=== Objective ===
Every entry that follows needs to be repeated exactly.

>> start Supplied material

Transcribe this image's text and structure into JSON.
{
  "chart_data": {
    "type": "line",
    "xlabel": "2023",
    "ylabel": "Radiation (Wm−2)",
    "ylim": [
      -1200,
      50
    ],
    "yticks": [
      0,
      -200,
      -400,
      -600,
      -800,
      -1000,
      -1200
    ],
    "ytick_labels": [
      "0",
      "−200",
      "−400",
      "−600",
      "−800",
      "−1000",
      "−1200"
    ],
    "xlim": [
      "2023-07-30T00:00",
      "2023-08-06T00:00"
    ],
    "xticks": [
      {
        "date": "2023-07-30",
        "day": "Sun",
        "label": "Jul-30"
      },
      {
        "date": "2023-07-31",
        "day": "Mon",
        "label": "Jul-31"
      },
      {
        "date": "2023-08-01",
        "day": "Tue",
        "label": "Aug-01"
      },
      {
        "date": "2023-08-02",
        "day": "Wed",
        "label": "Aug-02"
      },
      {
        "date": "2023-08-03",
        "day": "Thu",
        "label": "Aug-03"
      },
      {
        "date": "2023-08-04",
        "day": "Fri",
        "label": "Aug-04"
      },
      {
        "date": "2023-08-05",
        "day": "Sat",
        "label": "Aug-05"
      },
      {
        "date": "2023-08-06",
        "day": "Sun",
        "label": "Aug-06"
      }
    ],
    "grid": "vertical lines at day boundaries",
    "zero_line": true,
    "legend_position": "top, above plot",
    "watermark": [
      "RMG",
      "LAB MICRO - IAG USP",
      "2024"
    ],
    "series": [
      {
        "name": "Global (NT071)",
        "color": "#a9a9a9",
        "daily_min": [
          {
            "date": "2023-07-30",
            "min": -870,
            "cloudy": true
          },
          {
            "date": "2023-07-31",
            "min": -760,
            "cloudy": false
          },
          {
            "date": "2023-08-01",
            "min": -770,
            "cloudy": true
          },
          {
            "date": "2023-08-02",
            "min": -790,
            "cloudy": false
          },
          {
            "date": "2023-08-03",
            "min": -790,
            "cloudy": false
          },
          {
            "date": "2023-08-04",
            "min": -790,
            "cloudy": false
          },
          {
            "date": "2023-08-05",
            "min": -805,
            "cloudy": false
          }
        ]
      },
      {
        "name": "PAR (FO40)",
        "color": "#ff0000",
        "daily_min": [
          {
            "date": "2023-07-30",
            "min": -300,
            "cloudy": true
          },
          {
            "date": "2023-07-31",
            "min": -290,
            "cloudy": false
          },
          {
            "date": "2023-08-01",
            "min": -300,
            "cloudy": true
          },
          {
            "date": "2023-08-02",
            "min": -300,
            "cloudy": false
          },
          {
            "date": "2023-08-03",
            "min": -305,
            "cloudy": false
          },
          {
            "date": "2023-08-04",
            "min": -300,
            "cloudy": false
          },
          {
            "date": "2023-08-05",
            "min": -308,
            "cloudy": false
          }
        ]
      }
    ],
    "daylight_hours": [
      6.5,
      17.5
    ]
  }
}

>> end Supplied material

=== Output for this task ===
Transcribe this image's text and structure into JSON.
{
  "chart_data": {
    "type": "line",
    "xlabel": "2023",
    "ylabel": "Radiation (Wm−2)",
    "ylim": [
      -1200,
      50
    ],
    "yticks": [
      0,
      -200,
      -400,
      -600,
      -800,
      -1000,
      -1200
    ],
    "ytick_labels": [
      "0",
      "−200",
      "−400",
      "−600",
      "−800",
      "−1000",
      "−1200"
    ],
    "xlim": [
      "2023-07-30T00:00",
      "2023-08-06T00:00"
    ],
    "xticks": [
      {
        "date": "2023-07-30",
        "day": "Sun",
        "label": "Jul-30"
      },
      {
        "date": "2023-07-31",
        "day": "Mon",
        "label": "Jul-31"
      },
      {
        "date": "2023-08-01",
        "day": "Tue",
        "label": "Aug-01"
      },
      {
        "date": "2023-08-02",
        "day": "Wed",
        "label": "Aug-02"
      },
      {
        "date": "2023-08-03",
        "day": "Thu",
        "label": "Aug-03"
      },
      {
        "date": "2023-08-04",
        "day": "Fri",
        "label": "Aug-04"
      },
      {
        "date": "2023-08-05",
        "day": "Sat",
        "label": "Aug-05"
      },
      {
        "date": "2023-08-06",
        "day": "Sun",
        "label": "Aug-06"
      }
    ],
    "grid": "vertical lines at day boundaries",
    "zero_line": true,
    "legend_position": "top, above plot",
    "watermark": [
      "RMG",
      "LAB MICRO - IAG USP",
      "2024"
    ],
    "series": [
      {
        "name": "Global (NT071)",
        "color": "#a9a9a9",
        "daily_min": [
          {
            "date": "2023-07-30",
            "min": -870,
            "cloudy": true
          },
          {
            "date": "2023-07-31",
            "min": -760,
            "cloudy": false
          },
          {
            "date": "2023-08-01",
            "min": -770,
            "cloudy": true
          },
          {
            "date": "2023-08-02",
            "min": -790,
            "cloudy": false
          },
          {
            "date": "2023-08-03",
            "min": -790,
            "cloudy": false
          },
          {
            "date": "2023-08-04",
            "min": -790,
            "cloudy": false
          },
          {
            "date": "2023-08-05",
            "min": -805,
            "cloudy": false
          }
        ]
      },
      {
        "name": "PAR (FO40)",
        "color": "#ff0000",
        "daily_min": [
          {
            "date": "2023-07-30",
            "min": -300,
            "cloudy": true
          },
          {
            "date": "2023-07-31",
            "min": -290,
            "cloudy": false
          },
          {
            "date": "2023-08-01",
            "min": -300,
            "cloudy": true
          },
          {
            "date": "2023-08-02",
            "min": -300,
            "cloudy": false
          },
          {
            "date": "2023-08-03",
            "min": -305,
            "cloudy": false
          },
          {
            "date": "2023-08-04",
            "min": -300,
            "cloudy": false
          },
          {
            "date": "2023-08-05",
            "min": -308,
            "cloudy": false
          }
        ]
      }
    ],
    "daylight_hours": [
      6.5,
      17.5
    ]
  }
}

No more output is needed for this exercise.